What the task requires: Repeat, exactly and completely, the material that follows. Omit the pictures.

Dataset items
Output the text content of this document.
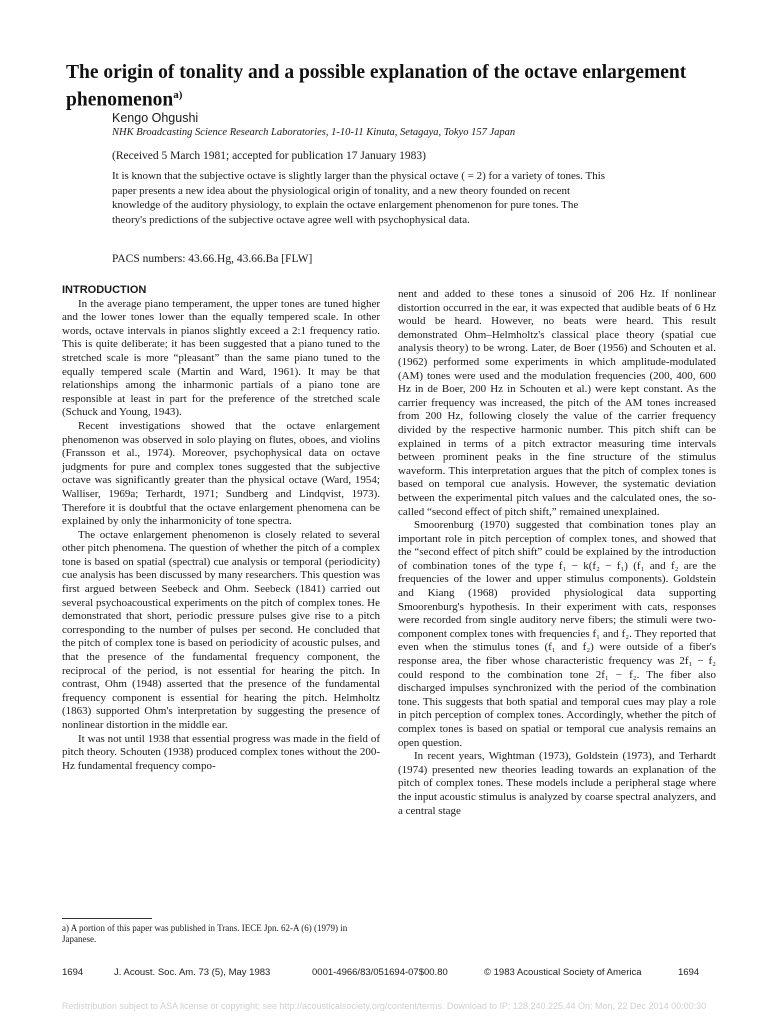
The origin of tonality and a possible explanation of the octave enlargement phenomenon$^{a)}$
Kengo Ohgushi
NHK Broadcasting Science Research Laboratories, 1-10-11 Kinuta, Setagaya, Tokyo 157 Japan
(Received 5 March 1981; accepted for publication 17 January 1983)
It is known that the subjective octave is slightly larger than the physical octave ( = 2) for a variety of tones. This paper presents a new idea about the physiological origin of tonality, and a new theory founded on recent knowledge of the auditory physiology, to explain the octave enlargement phenomenon for pure tones. The theory's predictions of the subjective octave agree well with psychophysical data.
PACS numbers: 43.66.Hg, 43.66.Ba [FLW]

INTRODUCTION

In the average piano temperament, the upper tones are tuned higher and the lower tones lower than the equally tempered scale. In other words, octave intervals in pianos slightly exceed a 2:1 frequency ratio. This is quite deliberate; it has been suggested that a piano tuned to the stretched scale is more “pleasant” than the same piano tuned to the equally tempered scale (Martin and Ward, 1961). It may be that relationships among the inharmonic partials of a piano tone are responsible at least in part for the preference of the stretched scale (Schuck and Young, 1943).

Recent investigations showed that the octave enlargement phenomenon was observed in solo playing on flutes, oboes, and violins (Fransson et al., 1974). Moreover, psychophysical data on octave judgments for pure and complex tones suggested that the subjective octave was significantly greater than the physical octave (Ward, 1954; Walliser, 1969a; Terhardt, 1971; Sundberg and Lindqvist, 1973). Therefore it is doubtful that the octave enlargement phenomena can be explained by only the inharmonicity of tone spectra.

The octave enlargement phenomenon is closely related to several other pitch phenomena. The question of whether the pitch of a complex tone is based on spatial (spectral) cue analysis or temporal (periodicity) cue analysis has been discussed by many researchers. This question was first argued between Seebeck and Ohm. Seebeck (1841) carried out several psychoacoustical experiments on the pitch of complex tones. He demonstrated that short, periodic pressure pulses give rise to a pitch corresponding to the number of pulses per second. He concluded that the pitch of complex tone is based on periodicity of acoustic pulses, and that the presence of the fundamental frequency component, the reciprocal of the period, is not essential for hearing the pitch. In contrast, Ohm (1948) asserted that the presence of the fundamental frequency component is essential for hearing the pitch. Helmholtz (1863) supported Ohm's interpretation by suggesting the presence of nonlinear distortion in the middle ear.

It was not until 1938 that essential progress was made in the field of pitch theory. Schouten (1938) produced complex tones without the 200-Hz fundamental frequency compo-

a) A portion of this paper was published in Trans. IECE Jpn. 62-A (6) (1979) in Japanese.

nent and added to these tones a sinusoid of 206 Hz. If nonlinear distortion occurred in the ear, it was expected that audible beats of 6 Hz would be heard. However, no beats were heard. This result demonstrated Ohm–Helmholtz's classical place theory (spatial cue analysis theory) to be wrong. Later, de Boer (1956) and Schouten et al. (1962) performed some experiments in which amplitude-modulated (AM) tones were used and the modulation frequencies (200, 400, 600 Hz in de Boer, 200 Hz in Schouten et al.) were kept constant. As the carrier frequency was increased, the pitch of the AM tones increased from 200 Hz, following closely the value of the carrier frequency divided by the respective harmonic number. This pitch shift can be explained in terms of a pitch extractor measuring time intervals between prominent peaks in the fine structure of the stimulus waveform. This interpretation argues that the pitch of complex tones is based on temporal cue analysis. However, the systematic deviation between the experimental pitch values and the calculated ones, the so-called “second effect of pitch shift,” remained unexplained.

Smoorenburg (1970) suggested that combination tones play an important role in pitch perception of complex tones, and showed that the “second effect of pitch shift” could be explained by the introduction of combination tones of the type f₁ − k(f₂ − f₁) (f₁ and f₂ are the frequencies of the lower and upper stimulus components). Goldstein and Kiang (1968) provided physiological data supporting Smoorenburg's hypothesis. In their experiment with cats, responses were recorded from single auditory nerve fibers; the stimuli were two-component complex tones with frequencies f₁ and f₂. They reported that even when the stimulus tones (f₁ and f₂) were outside of a fiber's response area, the fiber whose characteristic frequency was 2f₁ − f₂ could respond to the combination tone 2f₁ − f₂. The fiber also discharged impulses synchronized with the period of the combination tone. This suggests that both spatial and temporal cues may play a role in pitch perception of complex tones. Accordingly, whether the pitch of complex tones is based on spatial or temporal cue analysis remains an open question.

In recent years, Wightman (1973), Goldstein (1973), and Terhardt (1974) presented new theories leading towards an explanation of the pitch of complex tones. These models include a peripheral stage where the input acoustic stimulus is analyzed by coarse spectral analyzers, and a central stage

1694	J. Acoust. Soc. Am. 73 (5), May 1983	0001-4966/83/051694-07$00.80	© 1983 Acoustical Society of America	1694
Redistribution subject to ASA license or copyright; see http://acousticalsociety.org/content/terms. Download to IP: 128.240.225.44 On: Mon, 22 Dec 2014 00:00:30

Solution to the exercise:
Output the text content of this document.
The origin of tonality and a possible explanation of the octave enlargement phenomenon$^{a)}$
Kengo Ohgushi
NHK Broadcasting Science Research Laboratories, 1-10-11 Kinuta, Setagaya, Tokyo 157 Japan
(Received 5 March 1981; accepted for publication 17 January 1983)
It is known that the subjective octave is slightly larger than the physical octave ( = 2) for a variety of tones. This paper presents a new idea about the physiological origin of tonality, and a new theory founded on recent knowledge of the auditory physiology, to explain the octave enlargement phenomenon for pure tones. The theory's predictions of the subjective octave agree well with psychophysical data.
PACS numbers: 43.66.Hg, 43.66.Ba [FLW]

INTRODUCTION

In the average piano temperament, the upper tones are tuned higher and the lower tones lower than the equally tempered scale. In other words, octave intervals in pianos slightly exceed a 2:1 frequency ratio. This is quite deliberate; it has been suggested that a piano tuned to the stretched scale is more “pleasant” than the same piano tuned to the equally tempered scale (Martin and Ward, 1961). It may be that relationships among the inharmonic partials of a piano tone are responsible at least in part for the preference of the stretched scale (Schuck and Young, 1943).

Recent investigations showed that the octave enlargement phenomenon was observed in solo playing on flutes, oboes, and violins (Fransson et al., 1974). Moreover, psychophysical data on octave judgments for pure and complex tones suggested that the subjective octave was significantly greater than the physical octave (Ward, 1954; Walliser, 1969a; Terhardt, 1971; Sundberg and Lindqvist, 1973). Therefore it is doubtful that the octave enlargement phenomena can be explained by only the inharmonicity of tone spectra.

The octave enlargement phenomenon is closely related to several other pitch phenomena. The question of whether the pitch of a complex tone is based on spatial (spectral) cue analysis or temporal (periodicity) cue analysis has been discussed by many researchers. This question was first argued between Seebeck and Ohm. Seebeck (1841) carried out several psychoacoustical experiments on the pitch of complex tones. He demonstrated that short, periodic pressure pulses give rise to a pitch corresponding to the number of pulses per second. He concluded that the pitch of complex tone is based on periodicity of acoustic pulses, and that the presence of the fundamental frequency component, the reciprocal of the period, is not essential for hearing the pitch. In contrast, Ohm (1948) asserted that the presence of the fundamental frequency component is essential for hearing the pitch. Helmholtz (1863) supported Ohm's interpretation by suggesting the presence of nonlinear distortion in the middle ear.

It was not until 1938 that essential progress was made in the field of pitch theory. Schouten (1938) produced complex tones without the 200-Hz fundamental frequency compo-

a) A portion of this paper was published in Trans. IECE Jpn. 62-A (6) (1979) in Japanese.

nent and added to these tones a sinusoid of 206 Hz. If nonlinear distortion occurred in the ear, it was expected that audible beats of 6 Hz would be heard. However, no beats were heard. This result demonstrated Ohm–Helmholtz's classical place theory (spatial cue analysis theory) to be wrong. Later, de Boer (1956) and Schouten et al. (1962) performed some experiments in which amplitude-modulated (AM) tones were used and the modulation frequencies (200, 400, 600 Hz in de Boer, 200 Hz in Schouten et al.) were kept constant. As the carrier frequency was increased, the pitch of the AM tones increased from 200 Hz, following closely the value of the carrier frequency divided by the respective harmonic number. This pitch shift can be explained in terms of a pitch extractor measuring time intervals between prominent peaks in the fine structure of the stimulus waveform. This interpretation argues that the pitch of complex tones is based on temporal cue analysis. However, the systematic deviation between the experimental pitch values and the calculated ones, the so-called “second effect of pitch shift,” remained unexplained.

Smoorenburg (1970) suggested that combination tones play an important role in pitch perception of complex tones, and showed that the “second effect of pitch shift” could be explained by the introduction of combination tones of the type f₁ − k(f₂ − f₁) (f₁ and f₂ are the frequencies of the lower and upper stimulus components). Goldstein and Kiang (1968) provided physiological data supporting Smoorenburg's hypothesis. In their experiment with cats, responses were recorded from single auditory nerve fibers; the stimuli were two-component complex tones with frequencies f₁ and f₂. They reported that even when the stimulus tones (f₁ and f₂) were outside of a fiber's response area, the fiber whose characteristic frequency was 2f₁ − f₂ could respond to the combination tone 2f₁ − f₂. The fiber also discharged impulses synchronized with the period of the combination tone. This suggests that both spatial and temporal cues may play a role in pitch perception of complex tones. Accordingly, whether the pitch of complex tones is based on spatial or temporal cue analysis remains an open question.

In recent years, Wightman (1973), Goldstein (1973), and Terhardt (1974) presented new theories leading towards an explanation of the pitch of complex tones. These models include a peripheral stage where the input acoustic stimulus is analyzed by coarse spectral analyzers, and a central stage

1694	J. Acoust. Soc. Am. 73 (5), May 1983	0001-4966/83/051694-07$00.80	© 1983 Acoustical Society of America	1694
Redistribution subject to ASA license or copyright; see http://acousticalsociety.org/content/terms. Download to IP: 128.240.225.44 On: Mon, 22 Dec 2014 00:00:30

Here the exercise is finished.